In the material below, the lines containing the word "this" are required; copy each of them.

Figure record extracts

= = = = = = =

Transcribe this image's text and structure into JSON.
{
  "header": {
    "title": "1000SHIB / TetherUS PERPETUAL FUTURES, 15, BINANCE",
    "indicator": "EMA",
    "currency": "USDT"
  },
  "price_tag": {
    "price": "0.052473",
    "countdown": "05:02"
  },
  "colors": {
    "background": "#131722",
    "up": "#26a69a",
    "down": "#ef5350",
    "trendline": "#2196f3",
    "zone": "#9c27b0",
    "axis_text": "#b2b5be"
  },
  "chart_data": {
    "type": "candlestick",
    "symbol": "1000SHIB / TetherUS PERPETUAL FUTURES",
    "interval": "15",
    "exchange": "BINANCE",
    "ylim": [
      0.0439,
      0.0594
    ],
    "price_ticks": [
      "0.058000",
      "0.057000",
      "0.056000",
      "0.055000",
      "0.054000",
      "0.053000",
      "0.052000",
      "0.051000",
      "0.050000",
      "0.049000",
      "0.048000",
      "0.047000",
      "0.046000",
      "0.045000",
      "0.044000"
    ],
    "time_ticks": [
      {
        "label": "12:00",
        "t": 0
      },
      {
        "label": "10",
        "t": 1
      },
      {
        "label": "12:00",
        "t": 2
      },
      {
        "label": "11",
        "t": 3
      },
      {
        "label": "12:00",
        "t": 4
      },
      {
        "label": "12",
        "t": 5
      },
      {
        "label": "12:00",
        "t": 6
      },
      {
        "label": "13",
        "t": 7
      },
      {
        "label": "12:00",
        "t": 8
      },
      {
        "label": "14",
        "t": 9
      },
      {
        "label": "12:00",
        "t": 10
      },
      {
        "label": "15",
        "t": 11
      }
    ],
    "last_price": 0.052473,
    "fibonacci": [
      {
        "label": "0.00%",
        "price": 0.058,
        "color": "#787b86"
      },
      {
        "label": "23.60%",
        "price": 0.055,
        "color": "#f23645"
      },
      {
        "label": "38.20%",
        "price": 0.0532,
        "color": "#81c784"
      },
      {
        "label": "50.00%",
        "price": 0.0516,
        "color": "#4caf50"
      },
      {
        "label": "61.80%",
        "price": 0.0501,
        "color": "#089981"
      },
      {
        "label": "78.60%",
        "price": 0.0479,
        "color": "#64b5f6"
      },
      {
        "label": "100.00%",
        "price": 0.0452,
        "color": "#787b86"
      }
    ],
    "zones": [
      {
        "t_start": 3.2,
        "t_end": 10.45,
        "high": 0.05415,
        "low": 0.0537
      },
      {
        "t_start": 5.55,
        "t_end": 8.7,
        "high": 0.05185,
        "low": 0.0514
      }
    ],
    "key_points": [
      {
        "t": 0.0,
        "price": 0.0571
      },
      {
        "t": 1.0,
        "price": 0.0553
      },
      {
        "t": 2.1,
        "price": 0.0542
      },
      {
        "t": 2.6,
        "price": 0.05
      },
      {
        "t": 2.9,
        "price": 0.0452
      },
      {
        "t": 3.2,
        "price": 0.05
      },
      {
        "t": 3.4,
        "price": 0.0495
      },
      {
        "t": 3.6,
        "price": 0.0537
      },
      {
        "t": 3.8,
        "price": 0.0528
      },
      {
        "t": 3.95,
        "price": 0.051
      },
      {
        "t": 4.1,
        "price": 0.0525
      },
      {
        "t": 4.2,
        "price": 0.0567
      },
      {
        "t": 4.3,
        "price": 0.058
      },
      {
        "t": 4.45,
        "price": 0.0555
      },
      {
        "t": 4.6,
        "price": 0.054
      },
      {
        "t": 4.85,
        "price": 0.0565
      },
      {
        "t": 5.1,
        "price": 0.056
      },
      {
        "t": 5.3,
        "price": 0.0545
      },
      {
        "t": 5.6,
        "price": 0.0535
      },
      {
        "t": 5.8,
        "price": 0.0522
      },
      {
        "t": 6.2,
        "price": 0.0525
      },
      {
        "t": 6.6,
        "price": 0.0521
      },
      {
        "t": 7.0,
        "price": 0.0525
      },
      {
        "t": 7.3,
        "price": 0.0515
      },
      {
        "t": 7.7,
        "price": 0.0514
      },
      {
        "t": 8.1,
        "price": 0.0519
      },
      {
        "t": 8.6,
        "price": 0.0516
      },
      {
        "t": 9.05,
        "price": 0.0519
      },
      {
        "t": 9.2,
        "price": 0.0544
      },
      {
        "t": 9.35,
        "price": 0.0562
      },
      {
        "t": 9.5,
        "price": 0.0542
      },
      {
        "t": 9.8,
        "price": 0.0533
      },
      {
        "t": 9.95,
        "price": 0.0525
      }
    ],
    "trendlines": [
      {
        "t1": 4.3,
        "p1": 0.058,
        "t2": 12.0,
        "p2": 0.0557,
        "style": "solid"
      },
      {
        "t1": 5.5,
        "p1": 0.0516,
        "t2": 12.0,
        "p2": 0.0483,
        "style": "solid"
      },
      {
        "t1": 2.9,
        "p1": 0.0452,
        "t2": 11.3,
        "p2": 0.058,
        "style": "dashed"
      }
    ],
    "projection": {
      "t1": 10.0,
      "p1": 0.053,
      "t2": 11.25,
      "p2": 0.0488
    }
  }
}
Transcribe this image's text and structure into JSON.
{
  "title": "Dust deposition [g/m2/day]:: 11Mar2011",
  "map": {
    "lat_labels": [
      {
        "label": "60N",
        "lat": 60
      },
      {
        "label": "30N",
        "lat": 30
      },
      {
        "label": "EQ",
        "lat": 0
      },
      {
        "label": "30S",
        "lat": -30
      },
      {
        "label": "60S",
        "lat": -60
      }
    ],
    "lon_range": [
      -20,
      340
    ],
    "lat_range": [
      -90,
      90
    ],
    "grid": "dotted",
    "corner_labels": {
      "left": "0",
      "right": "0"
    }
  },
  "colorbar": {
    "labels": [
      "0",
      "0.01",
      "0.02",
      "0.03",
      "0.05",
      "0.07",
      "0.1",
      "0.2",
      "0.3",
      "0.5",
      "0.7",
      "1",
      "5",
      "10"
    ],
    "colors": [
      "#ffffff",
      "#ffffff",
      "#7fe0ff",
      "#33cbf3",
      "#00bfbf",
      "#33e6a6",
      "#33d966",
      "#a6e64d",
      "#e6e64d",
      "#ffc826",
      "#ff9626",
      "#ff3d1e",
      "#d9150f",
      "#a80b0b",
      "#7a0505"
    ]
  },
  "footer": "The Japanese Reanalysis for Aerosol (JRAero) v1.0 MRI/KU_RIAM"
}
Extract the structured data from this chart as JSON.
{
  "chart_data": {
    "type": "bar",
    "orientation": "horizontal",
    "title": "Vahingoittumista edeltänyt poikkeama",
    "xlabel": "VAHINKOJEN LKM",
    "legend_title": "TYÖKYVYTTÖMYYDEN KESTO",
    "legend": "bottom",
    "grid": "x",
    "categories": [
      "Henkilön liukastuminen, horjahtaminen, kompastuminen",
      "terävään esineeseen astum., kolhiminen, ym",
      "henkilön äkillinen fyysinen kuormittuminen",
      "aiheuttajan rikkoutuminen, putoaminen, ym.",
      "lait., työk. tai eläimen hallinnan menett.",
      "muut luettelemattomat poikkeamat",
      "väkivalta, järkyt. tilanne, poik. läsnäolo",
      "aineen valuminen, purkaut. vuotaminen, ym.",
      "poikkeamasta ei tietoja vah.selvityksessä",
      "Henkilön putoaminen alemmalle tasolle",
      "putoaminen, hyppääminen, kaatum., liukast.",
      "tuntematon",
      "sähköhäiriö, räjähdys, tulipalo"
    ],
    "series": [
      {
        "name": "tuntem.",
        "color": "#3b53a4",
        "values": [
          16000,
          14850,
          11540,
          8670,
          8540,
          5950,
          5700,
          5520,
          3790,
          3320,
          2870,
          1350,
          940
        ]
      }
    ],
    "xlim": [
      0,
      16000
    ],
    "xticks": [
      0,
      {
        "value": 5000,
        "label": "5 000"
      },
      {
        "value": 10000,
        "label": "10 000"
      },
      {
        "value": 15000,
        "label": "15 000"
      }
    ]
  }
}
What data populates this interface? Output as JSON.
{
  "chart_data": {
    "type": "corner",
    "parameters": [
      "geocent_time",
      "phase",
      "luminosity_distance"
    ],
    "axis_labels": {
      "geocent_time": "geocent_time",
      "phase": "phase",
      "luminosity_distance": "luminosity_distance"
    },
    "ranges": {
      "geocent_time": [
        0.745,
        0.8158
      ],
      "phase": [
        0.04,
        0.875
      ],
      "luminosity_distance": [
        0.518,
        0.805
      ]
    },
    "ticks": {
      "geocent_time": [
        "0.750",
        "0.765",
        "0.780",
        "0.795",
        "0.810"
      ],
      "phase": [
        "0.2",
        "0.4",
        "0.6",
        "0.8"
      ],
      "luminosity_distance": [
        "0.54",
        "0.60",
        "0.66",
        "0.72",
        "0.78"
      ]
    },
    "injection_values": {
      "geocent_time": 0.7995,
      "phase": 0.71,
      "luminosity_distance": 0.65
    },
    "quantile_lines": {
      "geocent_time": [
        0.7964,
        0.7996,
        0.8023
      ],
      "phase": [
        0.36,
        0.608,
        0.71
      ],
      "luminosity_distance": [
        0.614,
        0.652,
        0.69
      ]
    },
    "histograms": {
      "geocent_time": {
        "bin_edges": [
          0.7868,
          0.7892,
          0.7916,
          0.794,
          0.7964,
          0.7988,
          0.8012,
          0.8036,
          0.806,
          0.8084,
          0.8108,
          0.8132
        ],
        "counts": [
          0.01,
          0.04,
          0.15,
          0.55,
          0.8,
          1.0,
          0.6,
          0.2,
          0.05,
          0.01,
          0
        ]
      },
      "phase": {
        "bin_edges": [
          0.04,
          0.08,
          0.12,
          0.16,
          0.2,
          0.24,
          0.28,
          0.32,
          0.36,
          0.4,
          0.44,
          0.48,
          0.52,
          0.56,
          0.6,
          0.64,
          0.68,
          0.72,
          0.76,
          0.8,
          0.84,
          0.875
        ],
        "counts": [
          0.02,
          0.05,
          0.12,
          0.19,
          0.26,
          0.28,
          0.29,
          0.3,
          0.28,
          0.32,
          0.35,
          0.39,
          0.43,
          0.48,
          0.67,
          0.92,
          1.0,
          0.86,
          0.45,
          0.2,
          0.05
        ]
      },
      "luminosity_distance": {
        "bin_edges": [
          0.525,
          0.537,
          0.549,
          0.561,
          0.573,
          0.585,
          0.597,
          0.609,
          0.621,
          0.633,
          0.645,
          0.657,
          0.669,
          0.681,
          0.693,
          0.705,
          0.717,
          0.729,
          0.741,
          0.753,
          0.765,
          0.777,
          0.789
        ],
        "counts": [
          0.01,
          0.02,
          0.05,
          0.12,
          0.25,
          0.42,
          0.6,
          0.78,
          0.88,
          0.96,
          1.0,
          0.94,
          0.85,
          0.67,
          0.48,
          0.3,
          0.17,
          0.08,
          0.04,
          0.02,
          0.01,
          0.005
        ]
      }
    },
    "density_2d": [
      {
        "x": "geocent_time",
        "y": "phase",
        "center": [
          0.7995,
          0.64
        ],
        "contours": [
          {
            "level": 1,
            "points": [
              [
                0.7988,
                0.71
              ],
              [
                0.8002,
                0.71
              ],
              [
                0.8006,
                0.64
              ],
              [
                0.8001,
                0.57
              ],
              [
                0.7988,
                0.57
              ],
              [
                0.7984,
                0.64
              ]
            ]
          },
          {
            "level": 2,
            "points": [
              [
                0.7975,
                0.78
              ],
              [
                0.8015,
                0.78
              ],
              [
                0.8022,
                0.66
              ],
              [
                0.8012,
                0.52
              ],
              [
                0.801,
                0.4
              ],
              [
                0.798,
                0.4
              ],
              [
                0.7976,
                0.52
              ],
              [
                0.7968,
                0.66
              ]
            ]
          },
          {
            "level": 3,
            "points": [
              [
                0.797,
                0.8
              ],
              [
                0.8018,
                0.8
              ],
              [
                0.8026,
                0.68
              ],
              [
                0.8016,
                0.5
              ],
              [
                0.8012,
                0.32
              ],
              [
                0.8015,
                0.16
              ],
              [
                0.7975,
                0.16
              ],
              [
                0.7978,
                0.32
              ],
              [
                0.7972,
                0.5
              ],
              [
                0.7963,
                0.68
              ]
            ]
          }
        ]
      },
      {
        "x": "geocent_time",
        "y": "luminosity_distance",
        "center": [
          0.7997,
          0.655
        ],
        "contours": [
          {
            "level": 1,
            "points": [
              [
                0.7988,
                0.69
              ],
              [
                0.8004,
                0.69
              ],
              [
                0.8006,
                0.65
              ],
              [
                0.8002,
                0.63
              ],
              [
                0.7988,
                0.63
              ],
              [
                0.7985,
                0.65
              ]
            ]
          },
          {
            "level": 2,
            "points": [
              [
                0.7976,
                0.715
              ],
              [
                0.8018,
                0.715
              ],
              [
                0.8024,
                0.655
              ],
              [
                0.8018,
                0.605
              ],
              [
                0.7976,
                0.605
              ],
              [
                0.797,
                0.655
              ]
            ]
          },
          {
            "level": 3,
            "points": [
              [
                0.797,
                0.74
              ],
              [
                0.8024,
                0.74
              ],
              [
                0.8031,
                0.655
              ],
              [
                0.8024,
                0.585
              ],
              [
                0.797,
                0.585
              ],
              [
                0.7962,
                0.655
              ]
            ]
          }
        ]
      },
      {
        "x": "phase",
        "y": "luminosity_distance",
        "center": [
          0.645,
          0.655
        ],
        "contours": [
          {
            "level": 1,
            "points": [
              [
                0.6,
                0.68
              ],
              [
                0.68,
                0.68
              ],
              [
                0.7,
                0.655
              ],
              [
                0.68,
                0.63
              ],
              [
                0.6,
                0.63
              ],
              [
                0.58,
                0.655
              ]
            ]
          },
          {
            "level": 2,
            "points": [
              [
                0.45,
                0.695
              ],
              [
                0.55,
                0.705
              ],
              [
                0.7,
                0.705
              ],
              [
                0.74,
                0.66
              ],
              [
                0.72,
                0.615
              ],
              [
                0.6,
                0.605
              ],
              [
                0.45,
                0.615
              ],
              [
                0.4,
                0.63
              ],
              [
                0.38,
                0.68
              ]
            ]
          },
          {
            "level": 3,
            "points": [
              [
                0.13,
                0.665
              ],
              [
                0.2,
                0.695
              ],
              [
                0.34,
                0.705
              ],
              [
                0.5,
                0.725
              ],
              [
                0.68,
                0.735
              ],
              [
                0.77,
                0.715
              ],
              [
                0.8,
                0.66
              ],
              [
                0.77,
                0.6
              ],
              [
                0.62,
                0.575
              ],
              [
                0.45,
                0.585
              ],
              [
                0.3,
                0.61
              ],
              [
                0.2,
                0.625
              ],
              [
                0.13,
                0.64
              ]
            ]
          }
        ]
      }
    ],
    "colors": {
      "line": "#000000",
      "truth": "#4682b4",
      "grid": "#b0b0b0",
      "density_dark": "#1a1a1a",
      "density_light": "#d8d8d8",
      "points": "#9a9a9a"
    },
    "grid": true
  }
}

= = = = = = =

# [TASK OUTPUT]
Transcribe this image's text and structure into JSON.
Transcribe this image's text and structure into JSON.
Extract the structured data from this chart as JSON.
What data populates this interface? Output as JSON.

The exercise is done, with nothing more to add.